• **INSTRUCTIONS FOR THE TASK**: The records below are split into lines. How many of those lines contain the string "Asymmetric"? Reply with the number only.

(Data extracted from a collection)
-------------------------
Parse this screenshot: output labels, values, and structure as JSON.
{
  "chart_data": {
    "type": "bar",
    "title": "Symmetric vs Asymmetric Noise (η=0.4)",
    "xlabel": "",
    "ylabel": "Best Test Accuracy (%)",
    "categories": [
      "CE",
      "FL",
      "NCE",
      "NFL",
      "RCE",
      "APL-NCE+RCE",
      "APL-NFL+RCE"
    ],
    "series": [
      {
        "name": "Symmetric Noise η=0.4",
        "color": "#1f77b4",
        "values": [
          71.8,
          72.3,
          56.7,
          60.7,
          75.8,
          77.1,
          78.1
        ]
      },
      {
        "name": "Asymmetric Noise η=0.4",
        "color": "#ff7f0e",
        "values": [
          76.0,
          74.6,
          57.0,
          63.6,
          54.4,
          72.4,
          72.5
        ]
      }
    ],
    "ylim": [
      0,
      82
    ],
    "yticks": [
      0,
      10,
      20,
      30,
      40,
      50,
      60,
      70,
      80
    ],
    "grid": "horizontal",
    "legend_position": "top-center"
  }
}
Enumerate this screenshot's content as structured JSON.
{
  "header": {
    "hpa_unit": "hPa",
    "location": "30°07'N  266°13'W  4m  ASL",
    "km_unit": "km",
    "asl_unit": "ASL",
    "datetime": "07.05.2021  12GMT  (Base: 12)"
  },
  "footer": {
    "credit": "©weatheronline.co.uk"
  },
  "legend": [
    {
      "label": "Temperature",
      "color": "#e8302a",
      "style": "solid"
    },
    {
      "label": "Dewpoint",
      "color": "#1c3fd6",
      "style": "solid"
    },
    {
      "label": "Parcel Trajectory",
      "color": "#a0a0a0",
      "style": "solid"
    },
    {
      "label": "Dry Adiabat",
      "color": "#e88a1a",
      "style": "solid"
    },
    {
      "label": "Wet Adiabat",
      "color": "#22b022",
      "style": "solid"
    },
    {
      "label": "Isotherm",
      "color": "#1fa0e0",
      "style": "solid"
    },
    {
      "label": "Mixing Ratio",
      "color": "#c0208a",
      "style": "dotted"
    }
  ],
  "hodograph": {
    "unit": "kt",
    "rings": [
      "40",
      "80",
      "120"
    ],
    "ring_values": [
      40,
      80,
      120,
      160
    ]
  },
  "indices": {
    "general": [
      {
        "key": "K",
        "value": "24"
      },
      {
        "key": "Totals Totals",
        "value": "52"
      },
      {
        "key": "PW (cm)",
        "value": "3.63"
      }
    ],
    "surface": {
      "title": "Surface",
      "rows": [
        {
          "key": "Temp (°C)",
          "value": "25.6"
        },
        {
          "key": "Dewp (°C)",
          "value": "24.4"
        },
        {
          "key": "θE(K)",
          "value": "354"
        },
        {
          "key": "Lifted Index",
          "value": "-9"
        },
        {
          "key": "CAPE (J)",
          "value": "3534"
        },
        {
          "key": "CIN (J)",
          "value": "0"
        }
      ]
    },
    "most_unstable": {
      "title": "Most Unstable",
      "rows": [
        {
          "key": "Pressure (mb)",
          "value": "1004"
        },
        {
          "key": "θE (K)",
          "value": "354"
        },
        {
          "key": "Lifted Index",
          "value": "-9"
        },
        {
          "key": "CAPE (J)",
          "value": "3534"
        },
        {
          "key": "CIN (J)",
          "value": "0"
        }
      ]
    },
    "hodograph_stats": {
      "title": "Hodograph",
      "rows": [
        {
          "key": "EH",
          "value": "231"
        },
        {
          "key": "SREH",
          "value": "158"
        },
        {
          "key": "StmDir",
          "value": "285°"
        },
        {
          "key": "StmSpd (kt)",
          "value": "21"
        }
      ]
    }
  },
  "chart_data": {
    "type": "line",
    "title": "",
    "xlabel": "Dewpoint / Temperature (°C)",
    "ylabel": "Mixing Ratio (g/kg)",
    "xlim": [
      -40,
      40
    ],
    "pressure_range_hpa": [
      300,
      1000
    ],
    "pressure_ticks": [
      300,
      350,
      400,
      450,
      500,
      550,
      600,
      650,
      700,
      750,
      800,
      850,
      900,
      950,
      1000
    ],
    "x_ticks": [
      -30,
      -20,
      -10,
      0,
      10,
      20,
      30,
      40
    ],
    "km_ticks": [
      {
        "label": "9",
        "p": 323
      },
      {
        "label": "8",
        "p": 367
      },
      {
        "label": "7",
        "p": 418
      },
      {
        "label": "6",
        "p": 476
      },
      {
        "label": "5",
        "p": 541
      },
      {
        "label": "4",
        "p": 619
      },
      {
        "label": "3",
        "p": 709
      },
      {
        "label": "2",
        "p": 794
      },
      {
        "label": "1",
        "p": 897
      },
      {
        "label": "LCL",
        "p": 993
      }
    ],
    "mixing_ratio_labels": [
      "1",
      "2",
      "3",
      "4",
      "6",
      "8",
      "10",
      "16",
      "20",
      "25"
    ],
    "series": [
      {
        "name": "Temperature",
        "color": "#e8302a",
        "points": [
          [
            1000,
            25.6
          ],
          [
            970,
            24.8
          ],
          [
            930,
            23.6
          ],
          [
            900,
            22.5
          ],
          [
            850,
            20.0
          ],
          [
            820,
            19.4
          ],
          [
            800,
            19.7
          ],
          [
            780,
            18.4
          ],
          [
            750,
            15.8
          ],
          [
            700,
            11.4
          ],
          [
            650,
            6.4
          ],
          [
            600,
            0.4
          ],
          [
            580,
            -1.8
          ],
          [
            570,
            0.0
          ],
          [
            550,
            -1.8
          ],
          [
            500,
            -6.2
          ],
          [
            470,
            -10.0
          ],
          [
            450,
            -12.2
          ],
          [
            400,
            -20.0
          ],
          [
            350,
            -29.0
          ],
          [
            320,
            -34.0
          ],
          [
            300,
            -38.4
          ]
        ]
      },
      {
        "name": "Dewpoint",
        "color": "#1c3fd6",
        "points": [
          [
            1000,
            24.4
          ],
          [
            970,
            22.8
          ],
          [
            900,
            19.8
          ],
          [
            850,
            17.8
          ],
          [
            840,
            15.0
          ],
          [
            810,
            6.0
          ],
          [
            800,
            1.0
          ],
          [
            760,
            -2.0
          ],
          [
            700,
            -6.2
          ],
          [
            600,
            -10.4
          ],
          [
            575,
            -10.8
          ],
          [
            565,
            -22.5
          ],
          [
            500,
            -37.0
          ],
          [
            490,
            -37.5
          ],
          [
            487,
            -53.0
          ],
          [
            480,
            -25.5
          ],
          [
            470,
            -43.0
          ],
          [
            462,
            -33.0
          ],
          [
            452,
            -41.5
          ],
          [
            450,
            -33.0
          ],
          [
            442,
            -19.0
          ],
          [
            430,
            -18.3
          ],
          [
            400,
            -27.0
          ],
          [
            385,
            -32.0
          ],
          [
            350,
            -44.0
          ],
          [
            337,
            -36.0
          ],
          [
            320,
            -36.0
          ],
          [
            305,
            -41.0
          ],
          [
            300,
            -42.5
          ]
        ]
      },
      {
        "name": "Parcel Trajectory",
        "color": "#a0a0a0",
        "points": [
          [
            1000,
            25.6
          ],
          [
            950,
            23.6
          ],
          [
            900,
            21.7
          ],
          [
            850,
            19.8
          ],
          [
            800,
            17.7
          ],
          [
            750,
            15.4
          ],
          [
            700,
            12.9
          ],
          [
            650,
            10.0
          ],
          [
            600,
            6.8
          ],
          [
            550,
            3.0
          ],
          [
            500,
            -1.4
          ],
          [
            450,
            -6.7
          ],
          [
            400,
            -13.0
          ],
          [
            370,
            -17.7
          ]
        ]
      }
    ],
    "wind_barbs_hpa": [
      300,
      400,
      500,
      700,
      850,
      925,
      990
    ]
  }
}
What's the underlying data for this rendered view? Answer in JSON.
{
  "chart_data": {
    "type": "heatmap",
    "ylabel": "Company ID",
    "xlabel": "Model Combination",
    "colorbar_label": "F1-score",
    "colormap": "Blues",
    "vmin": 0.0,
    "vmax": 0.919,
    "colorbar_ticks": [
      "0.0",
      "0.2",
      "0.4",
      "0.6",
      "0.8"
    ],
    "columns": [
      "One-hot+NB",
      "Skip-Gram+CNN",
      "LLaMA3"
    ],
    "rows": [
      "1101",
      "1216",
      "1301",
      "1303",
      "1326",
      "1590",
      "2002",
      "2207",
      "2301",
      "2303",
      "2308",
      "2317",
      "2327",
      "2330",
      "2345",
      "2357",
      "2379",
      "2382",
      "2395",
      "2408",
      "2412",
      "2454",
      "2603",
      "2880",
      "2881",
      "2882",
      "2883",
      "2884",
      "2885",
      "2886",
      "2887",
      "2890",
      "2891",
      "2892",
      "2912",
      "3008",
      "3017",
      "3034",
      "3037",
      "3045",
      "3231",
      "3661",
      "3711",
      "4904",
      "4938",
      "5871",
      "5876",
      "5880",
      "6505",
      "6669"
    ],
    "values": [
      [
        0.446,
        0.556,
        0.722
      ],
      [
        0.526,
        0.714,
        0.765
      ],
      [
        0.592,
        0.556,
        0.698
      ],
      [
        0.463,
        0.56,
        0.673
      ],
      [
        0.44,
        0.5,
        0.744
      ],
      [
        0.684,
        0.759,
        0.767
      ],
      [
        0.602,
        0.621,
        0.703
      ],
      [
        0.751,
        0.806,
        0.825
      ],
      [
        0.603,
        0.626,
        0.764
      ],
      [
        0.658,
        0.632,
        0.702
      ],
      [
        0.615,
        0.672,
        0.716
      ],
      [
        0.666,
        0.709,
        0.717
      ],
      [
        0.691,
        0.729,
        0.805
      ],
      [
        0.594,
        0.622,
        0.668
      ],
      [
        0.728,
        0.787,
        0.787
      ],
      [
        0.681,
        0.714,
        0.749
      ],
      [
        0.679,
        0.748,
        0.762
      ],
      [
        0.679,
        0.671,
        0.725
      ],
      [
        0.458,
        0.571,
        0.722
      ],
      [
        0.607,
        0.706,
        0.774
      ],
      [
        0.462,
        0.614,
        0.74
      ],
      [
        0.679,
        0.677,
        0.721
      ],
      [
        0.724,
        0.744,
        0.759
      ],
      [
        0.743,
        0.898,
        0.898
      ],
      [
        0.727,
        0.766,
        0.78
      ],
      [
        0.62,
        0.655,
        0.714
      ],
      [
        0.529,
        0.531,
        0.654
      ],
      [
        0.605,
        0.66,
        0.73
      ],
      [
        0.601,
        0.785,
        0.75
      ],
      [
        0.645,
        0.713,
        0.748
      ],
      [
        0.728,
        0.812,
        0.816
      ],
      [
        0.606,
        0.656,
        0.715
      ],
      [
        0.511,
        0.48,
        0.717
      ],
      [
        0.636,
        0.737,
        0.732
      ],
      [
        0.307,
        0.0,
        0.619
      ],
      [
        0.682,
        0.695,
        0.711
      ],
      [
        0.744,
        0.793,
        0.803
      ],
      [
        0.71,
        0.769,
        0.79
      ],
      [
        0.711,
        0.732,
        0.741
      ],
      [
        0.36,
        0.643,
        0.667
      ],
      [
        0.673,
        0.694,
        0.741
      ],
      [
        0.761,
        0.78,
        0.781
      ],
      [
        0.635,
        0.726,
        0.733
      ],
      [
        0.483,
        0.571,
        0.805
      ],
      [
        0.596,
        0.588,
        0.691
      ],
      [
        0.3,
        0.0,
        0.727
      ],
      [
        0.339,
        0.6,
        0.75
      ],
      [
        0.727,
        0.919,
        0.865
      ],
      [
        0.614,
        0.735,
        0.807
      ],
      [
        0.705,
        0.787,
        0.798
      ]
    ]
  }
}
-------------------------
• **SOLUTION TO THIS EXERCISE**: 2